WHAT YOU NEED TO DO: Repeat the lines of the listing below verbatim, from its first line through the line containing "bottom-x-axis-label: Frequency (MHz): [347, 563, 473, 581]", including both.

*** STORED RECORDS

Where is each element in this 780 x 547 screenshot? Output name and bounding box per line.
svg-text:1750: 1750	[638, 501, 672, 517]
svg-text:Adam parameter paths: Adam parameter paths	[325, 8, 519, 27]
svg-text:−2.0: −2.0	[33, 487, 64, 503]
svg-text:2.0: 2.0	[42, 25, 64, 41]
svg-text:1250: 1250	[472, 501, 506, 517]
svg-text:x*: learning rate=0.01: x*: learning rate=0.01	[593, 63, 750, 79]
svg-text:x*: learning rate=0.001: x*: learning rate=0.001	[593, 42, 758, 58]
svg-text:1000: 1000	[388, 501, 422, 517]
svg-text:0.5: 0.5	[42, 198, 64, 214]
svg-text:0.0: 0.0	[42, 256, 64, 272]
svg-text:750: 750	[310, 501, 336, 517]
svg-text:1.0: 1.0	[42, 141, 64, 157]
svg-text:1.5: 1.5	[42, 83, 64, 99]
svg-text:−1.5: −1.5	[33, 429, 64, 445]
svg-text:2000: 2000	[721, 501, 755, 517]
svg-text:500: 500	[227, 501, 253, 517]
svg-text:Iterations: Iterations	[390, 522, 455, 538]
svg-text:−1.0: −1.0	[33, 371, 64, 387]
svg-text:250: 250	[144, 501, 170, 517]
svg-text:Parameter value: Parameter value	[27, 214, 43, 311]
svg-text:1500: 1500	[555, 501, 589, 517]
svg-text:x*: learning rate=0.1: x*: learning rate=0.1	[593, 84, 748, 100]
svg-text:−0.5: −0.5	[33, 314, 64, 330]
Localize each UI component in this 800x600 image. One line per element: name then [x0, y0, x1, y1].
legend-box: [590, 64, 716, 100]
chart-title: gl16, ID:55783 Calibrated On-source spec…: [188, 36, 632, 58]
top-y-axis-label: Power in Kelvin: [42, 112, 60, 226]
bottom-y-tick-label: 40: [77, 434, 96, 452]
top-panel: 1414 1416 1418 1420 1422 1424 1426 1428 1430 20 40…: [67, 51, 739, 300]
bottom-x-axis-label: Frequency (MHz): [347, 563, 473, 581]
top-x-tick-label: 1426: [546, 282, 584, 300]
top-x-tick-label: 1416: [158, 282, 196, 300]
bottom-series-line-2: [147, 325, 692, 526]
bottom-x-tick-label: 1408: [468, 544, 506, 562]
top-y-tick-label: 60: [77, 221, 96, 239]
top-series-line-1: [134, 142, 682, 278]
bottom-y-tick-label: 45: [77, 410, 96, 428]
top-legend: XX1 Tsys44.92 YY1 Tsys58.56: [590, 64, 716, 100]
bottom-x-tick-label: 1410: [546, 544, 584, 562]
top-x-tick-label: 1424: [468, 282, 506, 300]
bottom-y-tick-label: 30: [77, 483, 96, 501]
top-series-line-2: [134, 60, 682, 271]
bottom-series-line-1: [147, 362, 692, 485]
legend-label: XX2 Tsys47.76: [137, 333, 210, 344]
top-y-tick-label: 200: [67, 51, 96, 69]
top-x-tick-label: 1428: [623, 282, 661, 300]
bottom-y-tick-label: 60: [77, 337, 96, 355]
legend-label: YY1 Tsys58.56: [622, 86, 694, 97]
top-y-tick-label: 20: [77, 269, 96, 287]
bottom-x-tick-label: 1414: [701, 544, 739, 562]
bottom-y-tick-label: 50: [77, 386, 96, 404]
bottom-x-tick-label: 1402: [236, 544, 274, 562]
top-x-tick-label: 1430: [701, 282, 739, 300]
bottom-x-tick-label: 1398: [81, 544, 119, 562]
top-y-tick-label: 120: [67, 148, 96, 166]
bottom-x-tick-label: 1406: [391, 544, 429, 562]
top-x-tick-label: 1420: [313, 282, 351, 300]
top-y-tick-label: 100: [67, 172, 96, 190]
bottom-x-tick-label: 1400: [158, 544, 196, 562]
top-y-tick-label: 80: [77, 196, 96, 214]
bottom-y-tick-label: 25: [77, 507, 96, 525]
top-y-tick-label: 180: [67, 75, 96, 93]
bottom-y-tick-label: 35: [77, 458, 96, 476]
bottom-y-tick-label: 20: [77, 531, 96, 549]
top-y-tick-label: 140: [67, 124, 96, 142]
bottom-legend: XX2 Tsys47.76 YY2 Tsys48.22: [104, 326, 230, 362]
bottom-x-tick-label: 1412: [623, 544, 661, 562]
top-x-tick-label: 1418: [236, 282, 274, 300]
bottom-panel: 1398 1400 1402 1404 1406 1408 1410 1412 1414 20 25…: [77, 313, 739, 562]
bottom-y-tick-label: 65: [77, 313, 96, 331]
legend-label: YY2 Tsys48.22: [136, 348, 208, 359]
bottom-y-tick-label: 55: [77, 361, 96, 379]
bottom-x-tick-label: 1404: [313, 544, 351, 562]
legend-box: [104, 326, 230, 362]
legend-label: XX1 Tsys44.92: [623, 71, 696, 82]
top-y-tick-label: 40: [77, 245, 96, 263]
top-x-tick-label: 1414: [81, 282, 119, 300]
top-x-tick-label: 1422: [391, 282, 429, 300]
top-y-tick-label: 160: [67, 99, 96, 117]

******

TASK OUTPUT:
Where is each element in this 780 x 547 screenshot? Output name and bounding box per line.
svg-text:1750: 1750	[638, 501, 672, 517]
svg-text:Adam parameter paths: Adam parameter paths	[325, 8, 519, 27]
svg-text:−2.0: −2.0	[33, 487, 64, 503]
svg-text:2.0: 2.0	[42, 25, 64, 41]
svg-text:1250: 1250	[472, 501, 506, 517]
svg-text:x*: learning rate=0.01: x*: learning rate=0.01	[593, 63, 750, 79]
svg-text:x*: learning rate=0.001: x*: learning rate=0.001	[593, 42, 758, 58]
svg-text:1000: 1000	[388, 501, 422, 517]
svg-text:0.5: 0.5	[42, 198, 64, 214]
svg-text:0.0: 0.0	[42, 256, 64, 272]
svg-text:750: 750	[310, 501, 336, 517]
svg-text:1.0: 1.0	[42, 141, 64, 157]
svg-text:1.5: 1.5	[42, 83, 64, 99]
svg-text:−1.5: −1.5	[33, 429, 64, 445]
svg-text:2000: 2000	[721, 501, 755, 517]
svg-text:500: 500	[227, 501, 253, 517]
svg-text:Iterations: Iterations	[390, 522, 455, 538]
svg-text:−1.0: −1.0	[33, 371, 64, 387]
svg-text:250: 250	[144, 501, 170, 517]
svg-text:Parameter value: Parameter value	[27, 214, 43, 311]
svg-text:1500: 1500	[555, 501, 589, 517]
svg-text:x*: learning rate=0.1: x*: learning rate=0.1	[593, 84, 748, 100]
svg-text:−0.5: −0.5	[33, 314, 64, 330]
Localize each UI component in this 800x600 image. One line per element: name then [x0, y0, x1, y1].
legend-box: [590, 64, 716, 100]
chart-title: gl16, ID:55783 Calibrated On-source spec…: [188, 36, 632, 58]
top-y-axis-label: Power in Kelvin: [42, 112, 60, 226]
bottom-y-tick-label: 40: [77, 434, 96, 452]
top-panel: 1414 1416 1418 1420 1422 1424 1426 1428 1430 20 40…: [67, 51, 739, 300]
bottom-x-axis-label: Frequency (MHz): [347, 563, 473, 581]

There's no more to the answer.